• [GOAL]: Pick out every line of the entries below where "quyền" occurs, and copy those lines.

--- Start DATASET ENTRIES ---

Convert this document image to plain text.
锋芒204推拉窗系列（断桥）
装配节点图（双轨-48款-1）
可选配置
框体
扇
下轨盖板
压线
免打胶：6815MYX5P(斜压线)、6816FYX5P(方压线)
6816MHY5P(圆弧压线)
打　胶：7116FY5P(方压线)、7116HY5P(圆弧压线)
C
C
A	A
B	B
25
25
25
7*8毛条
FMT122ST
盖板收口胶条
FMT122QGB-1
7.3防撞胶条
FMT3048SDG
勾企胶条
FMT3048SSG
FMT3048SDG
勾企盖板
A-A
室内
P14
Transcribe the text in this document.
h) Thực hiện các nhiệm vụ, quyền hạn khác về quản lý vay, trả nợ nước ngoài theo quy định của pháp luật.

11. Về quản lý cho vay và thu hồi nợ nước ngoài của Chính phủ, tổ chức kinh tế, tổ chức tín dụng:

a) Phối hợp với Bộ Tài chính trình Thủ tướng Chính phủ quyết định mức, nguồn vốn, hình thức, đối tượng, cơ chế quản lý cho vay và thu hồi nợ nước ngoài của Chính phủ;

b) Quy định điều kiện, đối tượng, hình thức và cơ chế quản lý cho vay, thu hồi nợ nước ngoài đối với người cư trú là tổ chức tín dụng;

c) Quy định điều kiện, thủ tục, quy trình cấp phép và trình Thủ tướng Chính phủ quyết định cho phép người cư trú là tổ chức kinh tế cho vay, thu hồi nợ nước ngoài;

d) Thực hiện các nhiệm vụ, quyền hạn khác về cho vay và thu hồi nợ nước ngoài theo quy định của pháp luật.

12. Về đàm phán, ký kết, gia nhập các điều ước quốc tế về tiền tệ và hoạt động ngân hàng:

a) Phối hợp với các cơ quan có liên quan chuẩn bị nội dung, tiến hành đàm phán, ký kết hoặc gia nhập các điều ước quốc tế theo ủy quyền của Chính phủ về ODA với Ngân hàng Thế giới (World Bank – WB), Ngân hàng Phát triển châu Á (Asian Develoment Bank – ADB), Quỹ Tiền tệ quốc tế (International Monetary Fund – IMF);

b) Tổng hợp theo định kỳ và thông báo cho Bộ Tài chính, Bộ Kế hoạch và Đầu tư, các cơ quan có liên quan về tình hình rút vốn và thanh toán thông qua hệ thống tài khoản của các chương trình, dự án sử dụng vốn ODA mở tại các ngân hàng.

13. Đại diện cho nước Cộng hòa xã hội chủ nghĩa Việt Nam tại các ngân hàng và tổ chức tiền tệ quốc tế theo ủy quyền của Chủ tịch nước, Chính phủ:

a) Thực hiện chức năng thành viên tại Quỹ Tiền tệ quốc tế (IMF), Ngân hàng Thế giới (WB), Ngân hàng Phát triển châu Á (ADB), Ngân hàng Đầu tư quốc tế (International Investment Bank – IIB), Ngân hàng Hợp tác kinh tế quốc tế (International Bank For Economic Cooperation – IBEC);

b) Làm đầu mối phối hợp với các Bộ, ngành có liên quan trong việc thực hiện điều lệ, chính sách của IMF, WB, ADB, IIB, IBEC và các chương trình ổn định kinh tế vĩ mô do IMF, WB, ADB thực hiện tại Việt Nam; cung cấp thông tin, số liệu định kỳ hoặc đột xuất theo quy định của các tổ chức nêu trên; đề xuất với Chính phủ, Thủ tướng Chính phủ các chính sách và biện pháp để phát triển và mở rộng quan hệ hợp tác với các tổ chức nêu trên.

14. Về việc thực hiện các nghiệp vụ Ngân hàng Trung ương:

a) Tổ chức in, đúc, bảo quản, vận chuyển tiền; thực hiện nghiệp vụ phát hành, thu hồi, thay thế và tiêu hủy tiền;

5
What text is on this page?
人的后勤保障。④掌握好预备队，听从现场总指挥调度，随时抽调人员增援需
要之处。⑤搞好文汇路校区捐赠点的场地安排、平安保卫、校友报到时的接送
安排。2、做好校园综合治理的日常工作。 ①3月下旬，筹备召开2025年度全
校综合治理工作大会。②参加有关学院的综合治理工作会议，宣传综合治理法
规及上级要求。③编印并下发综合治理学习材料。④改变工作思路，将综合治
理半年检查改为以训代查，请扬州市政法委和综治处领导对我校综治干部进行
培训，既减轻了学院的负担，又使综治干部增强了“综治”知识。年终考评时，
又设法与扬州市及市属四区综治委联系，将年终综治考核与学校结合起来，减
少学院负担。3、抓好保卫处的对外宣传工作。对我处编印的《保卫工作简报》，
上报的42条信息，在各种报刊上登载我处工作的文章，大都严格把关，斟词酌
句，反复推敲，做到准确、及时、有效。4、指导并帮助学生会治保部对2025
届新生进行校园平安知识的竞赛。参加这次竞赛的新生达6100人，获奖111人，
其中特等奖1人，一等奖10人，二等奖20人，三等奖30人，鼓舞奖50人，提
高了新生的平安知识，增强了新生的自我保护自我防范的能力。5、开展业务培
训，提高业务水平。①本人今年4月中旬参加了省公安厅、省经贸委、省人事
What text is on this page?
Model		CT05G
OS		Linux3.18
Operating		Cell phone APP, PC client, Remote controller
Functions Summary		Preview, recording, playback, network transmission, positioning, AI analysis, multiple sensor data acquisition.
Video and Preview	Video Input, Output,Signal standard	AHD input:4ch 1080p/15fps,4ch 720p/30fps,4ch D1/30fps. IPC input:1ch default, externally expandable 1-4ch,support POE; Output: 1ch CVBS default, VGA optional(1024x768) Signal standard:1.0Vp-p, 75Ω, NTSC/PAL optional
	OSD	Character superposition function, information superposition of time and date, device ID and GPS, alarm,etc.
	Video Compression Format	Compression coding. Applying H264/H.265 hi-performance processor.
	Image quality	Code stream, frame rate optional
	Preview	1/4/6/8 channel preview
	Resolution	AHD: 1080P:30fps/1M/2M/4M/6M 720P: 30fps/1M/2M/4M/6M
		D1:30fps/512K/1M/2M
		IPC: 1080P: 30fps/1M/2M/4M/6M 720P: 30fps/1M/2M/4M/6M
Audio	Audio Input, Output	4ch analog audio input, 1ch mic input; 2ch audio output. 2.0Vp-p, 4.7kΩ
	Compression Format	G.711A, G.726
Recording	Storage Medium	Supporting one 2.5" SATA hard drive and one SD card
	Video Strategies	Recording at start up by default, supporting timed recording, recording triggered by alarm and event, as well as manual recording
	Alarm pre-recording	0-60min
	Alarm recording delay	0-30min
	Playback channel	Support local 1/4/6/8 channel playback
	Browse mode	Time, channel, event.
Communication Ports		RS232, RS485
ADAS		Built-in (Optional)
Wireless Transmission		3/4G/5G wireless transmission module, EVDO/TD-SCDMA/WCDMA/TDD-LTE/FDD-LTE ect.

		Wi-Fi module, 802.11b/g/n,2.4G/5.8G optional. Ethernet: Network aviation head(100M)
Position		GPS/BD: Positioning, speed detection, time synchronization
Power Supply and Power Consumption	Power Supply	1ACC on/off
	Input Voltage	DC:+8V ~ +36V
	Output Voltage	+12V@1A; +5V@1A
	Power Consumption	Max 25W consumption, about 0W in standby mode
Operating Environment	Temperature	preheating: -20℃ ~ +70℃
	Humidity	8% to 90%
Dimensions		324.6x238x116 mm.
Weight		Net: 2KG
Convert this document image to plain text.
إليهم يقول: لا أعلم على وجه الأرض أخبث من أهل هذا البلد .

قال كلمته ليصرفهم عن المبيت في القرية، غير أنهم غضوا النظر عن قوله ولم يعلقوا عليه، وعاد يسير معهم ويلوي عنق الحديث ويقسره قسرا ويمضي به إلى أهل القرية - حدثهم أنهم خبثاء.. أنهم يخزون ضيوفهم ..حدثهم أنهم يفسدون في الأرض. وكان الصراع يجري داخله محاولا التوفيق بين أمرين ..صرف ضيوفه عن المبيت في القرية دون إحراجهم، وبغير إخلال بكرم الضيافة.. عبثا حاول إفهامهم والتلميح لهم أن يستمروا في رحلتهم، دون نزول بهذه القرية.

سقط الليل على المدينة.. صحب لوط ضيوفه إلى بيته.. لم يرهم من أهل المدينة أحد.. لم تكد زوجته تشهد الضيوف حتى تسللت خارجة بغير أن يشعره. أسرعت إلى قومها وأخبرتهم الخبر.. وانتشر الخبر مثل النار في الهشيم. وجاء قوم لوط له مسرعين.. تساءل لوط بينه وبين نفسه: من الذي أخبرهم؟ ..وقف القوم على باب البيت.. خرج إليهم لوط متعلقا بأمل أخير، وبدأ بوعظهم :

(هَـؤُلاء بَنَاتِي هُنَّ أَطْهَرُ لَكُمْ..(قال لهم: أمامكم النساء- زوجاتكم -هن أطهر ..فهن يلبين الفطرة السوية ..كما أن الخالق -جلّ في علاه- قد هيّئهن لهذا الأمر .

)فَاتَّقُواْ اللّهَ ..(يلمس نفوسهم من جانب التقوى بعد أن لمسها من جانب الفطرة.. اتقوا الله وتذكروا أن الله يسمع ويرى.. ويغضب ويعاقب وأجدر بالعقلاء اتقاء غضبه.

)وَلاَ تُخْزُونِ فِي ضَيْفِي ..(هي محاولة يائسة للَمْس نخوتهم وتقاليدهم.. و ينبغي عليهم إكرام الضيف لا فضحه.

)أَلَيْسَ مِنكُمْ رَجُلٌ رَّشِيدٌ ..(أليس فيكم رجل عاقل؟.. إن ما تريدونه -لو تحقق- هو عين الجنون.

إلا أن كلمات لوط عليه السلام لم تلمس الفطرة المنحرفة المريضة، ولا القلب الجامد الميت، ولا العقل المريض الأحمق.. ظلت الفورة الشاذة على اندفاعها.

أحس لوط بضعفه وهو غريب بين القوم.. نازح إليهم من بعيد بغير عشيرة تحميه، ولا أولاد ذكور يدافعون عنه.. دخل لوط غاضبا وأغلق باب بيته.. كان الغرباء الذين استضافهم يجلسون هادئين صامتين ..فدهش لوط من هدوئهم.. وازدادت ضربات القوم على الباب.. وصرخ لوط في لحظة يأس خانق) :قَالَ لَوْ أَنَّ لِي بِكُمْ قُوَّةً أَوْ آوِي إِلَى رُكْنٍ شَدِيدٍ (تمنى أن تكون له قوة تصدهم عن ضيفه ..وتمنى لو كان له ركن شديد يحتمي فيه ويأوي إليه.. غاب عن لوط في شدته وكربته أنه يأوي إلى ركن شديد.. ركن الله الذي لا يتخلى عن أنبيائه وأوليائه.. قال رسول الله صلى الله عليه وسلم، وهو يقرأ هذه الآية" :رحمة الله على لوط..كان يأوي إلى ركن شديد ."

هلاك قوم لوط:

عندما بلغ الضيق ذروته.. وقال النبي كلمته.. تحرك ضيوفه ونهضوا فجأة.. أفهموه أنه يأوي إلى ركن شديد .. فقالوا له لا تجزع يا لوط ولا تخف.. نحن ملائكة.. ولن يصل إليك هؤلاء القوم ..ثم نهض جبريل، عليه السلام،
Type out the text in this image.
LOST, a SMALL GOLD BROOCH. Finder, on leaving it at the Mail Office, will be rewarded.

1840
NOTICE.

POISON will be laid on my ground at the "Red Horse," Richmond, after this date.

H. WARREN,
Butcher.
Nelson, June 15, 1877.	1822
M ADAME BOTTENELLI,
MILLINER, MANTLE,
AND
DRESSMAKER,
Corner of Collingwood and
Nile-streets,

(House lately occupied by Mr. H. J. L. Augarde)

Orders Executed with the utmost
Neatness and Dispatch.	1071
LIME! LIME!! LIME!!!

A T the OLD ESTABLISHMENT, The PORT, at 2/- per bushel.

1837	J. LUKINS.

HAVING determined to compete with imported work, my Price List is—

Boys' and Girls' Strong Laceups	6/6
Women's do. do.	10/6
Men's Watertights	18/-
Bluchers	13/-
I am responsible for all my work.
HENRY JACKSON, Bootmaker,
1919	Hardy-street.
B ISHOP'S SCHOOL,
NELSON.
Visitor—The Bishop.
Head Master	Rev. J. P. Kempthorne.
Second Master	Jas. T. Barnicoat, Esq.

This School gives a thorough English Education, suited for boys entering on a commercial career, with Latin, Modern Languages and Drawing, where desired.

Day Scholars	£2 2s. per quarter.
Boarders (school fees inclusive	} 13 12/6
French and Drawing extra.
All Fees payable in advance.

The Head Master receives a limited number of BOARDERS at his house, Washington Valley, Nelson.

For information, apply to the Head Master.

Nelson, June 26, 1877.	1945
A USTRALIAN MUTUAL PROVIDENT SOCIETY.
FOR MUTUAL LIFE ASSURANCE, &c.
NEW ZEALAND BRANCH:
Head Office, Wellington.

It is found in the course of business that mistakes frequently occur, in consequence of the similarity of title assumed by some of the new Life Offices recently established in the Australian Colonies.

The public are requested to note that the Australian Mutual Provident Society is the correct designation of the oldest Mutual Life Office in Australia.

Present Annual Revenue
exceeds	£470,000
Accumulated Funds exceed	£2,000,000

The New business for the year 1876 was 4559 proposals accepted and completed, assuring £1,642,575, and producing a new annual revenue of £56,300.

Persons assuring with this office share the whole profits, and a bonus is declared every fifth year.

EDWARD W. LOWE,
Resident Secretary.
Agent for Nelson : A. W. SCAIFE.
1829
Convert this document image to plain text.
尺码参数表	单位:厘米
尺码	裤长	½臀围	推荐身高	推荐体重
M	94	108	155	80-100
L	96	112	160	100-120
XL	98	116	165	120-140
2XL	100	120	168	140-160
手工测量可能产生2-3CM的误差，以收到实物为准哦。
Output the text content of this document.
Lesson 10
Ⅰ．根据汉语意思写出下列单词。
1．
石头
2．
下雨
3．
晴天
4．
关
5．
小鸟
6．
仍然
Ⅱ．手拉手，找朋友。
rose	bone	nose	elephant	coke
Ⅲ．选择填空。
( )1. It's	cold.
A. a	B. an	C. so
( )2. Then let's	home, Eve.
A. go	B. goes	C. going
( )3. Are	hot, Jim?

--- End DATASET ENTRIES ---

• [WRITTEN ANSWER]:
h) Thực hiện các nhiệm vụ, quyền hạn khác về quản lý vay, trả nợ nước ngoài theo quy định của pháp luật.
d) Thực hiện các nhiệm vụ, quyền hạn khác về cho vay và thu hồi nợ nước ngoài theo quy định của pháp luật.
a) Phối hợp với các cơ quan có liên quan chuẩn bị nội dung, tiến hành đàm phán, ký kết hoặc gia nhập các điều ước quốc tế theo ủy quyền của Chính phủ về ODA với Ngân hàng Thế giới (World Bank – WB), Ngân hàng Phát triển châu Á (Asian Develoment Bank – ADB), Quỹ Tiền tệ quốc tế (International Monetary Fund – IMF);
13. Đại diện cho nước Cộng hòa xã hội chủ nghĩa Việt Nam tại các ngân hàng và tổ chức tiền tệ quốc tế theo ủy quyền của Chủ tịch nước, Chính phủ:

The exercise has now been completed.